What you need to do - All entries are to be quoted exactly; the images stay out of the copy.
=== Supplied material ===
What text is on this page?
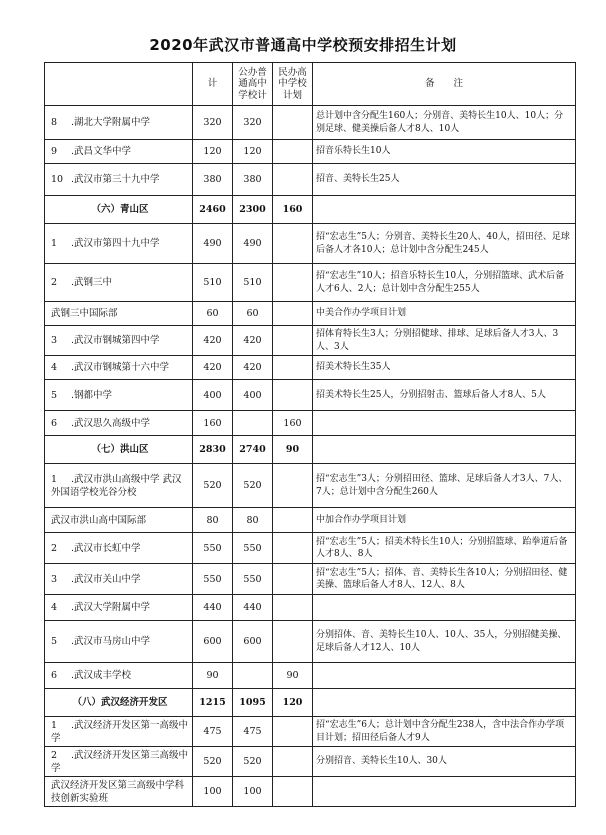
2020年武汉市普通高中学校预安排招生计划
	计	公办普通高中学校计	民办高中学校计划	备　　注
8 .湖北大学附属中学	320	320		总计划中含分配生160人；分别音、美特长生10人、10人；分别足球、健美操后备人才8人、10人
9 .武昌文华中学	120	120		招音乐特长生10人
10 .武汉市第三十九中学	380	380		招音、美特长生25人
（六）青山区	2460	2300	160	
1 .武汉市第四十九中学	490	490		招“宏志生”5人；分别音、美特长生20人、40人，招田径、足球后备人才各10人；总计划中含分配生245人
2 .武钢三中	510	510		招“宏志生”10人；招音乐特长生10人，分别招篮球、武术后备人才6人、2人；总计划中含分配生255人
武钢三中国际部	60	60		中美合作办学项目计划
3 .武汉市钢城第四中学	420	420		招体育特长生3人；分别招健球、排球、足球后备人才3人、3人、3人
4 .武汉市钢城第十六中学	420	420		招美术特长生35人
5 .钢都中学	400	400		招美术特长生25人，分别招射击、篮球后备人才8人、5人
6 .武汉思久高级中学	160		160	
（七）洪山区	2830	2740	90	
1 .武汉市洪山高级中学 武汉外国语学校光谷分校	520	520		招“宏志生”3人；分别招田径、篮球、足球后备人才3人、7人、7人；总计划中含分配生260人
武汉市洪山高中国际部	80	80		中加合作办学项目计划
2 .武汉市长虹中学	550	550		招“宏志生”5人；招美术特长生10人；分别招篮球、跆拳道后备人才8人、8人
3 .武汉市关山中学	550	550		招“宏志生”5人；招体、音、美特长生各10人；分别招田径、健美操、篮球后备人才8人、12人、8人
4 .武汉大学附属中学	440	440		
5 .武汉市马房山中学	600	600		分别招体、音、美特长生10人、10人、35人，分别招健美操、足球后备人才12人、10人
6 .武汉成丰学校	90		90	
（八）武汉经济开发区	1215	1095	120	
1 .武汉经济开发区第一高级中学	475	475		招“宏志生”6人；总计划中含分配生238人，含中法合作办学项目计划；招田径后备人才9人
2 .武汉经济开发区第三高级中学	520	520		分别招音、美特长生10人、30人
武汉经济开发区第三高级中学科技创新实验班	100	100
===
Full answer -
What text is on this page?
2020年武汉市普通高中学校预安排招生计划
	计	公办普通高中学校计	民办高中学校计划	备　　注
8 .湖北大学附属中学	320	320		总计划中含分配生160人；分别音、美特长生10人、10人；分别足球、健美操后备人才8人、10人
9 .武昌文华中学	120	120		招音乐特长生10人
10 .武汉市第三十九中学	380	380		招音、美特长生25人
（六）青山区	2460	2300	160	
1 .武汉市第四十九中学	490	490		招“宏志生”5人；分别音、美特长生20人、40人，招田径、足球后备人才各10人；总计划中含分配生245人
2 .武钢三中	510	510		招“宏志生”10人；招音乐特长生10人，分别招篮球、武术后备人才6人、2人；总计划中含分配生255人
武钢三中国际部	60	60		中美合作办学项目计划
3 .武汉市钢城第四中学	420	420		招体育特长生3人；分别招健球、排球、足球后备人才3人、3人、3人
4 .武汉市钢城第十六中学	420	420		招美术特长生35人
5 .钢都中学	400	400		招美术特长生25人，分别招射击、篮球后备人才8人、5人
6 .武汉思久高级中学	160		160	
（七）洪山区	2830	2740	90	
1 .武汉市洪山高级中学 武汉外国语学校光谷分校	520	520		招“宏志生”3人；分别招田径、篮球、足球后备人才3人、7人、7人；总计划中含分配生260人
武汉市洪山高中国际部	80	80		中加合作办学项目计划
2 .武汉市长虹中学	550	550		招“宏志生”5人；招美术特长生10人；分别招篮球、跆拳道后备人才8人、8人
3 .武汉市关山中学	550	550		招“宏志生”5人；招体、音、美特长生各10人；分别招田径、健美操、篮球后备人才8人、12人、8人
4 .武汉大学附属中学	440	440		
5 .武汉市马房山中学	600	600		分别招体、音、美特长生10人、10人、35人，分别招健美操、足球后备人才12人、10人
6 .武汉成丰学校	90		90	
（八）武汉经济开发区	1215	1095	120	
1 .武汉经济开发区第一高级中学	475	475		招“宏志生”6人；总计划中含分配生238人，含中法合作办学项目计划；招田径后备人才9人
2 .武汉经济开发区第三高级中学	520	520		分别招音、美特长生10人、30人
武汉经济开发区第三高级中学科技创新实验班	100	100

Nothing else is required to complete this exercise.